** Start DATA SECTION **
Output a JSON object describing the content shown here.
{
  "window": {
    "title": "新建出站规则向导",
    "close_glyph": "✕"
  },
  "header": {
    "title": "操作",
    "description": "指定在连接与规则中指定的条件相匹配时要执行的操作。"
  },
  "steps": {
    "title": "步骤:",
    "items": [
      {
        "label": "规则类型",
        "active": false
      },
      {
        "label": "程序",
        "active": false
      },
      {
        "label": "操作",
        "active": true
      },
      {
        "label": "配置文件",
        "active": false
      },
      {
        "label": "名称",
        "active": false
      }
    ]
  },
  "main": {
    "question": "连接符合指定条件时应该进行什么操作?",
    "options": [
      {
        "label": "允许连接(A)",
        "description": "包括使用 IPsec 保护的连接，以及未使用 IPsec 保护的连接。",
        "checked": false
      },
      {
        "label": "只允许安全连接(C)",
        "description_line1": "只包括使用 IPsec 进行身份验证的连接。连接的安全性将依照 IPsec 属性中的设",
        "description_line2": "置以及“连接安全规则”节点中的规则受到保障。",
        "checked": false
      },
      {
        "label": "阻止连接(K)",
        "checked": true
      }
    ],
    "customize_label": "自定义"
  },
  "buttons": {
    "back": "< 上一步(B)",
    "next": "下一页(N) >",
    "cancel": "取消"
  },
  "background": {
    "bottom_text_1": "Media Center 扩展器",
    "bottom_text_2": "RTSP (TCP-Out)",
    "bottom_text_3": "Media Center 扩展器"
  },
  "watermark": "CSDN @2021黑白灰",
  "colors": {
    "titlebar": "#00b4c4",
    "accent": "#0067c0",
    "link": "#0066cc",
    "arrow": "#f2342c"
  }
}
** End DATA SECTION **
• **WHAT IS BEING ASKED**: Give the count of lines in the data above that hold the string "Media", with no additional words.

• **THE ANSWER**: 2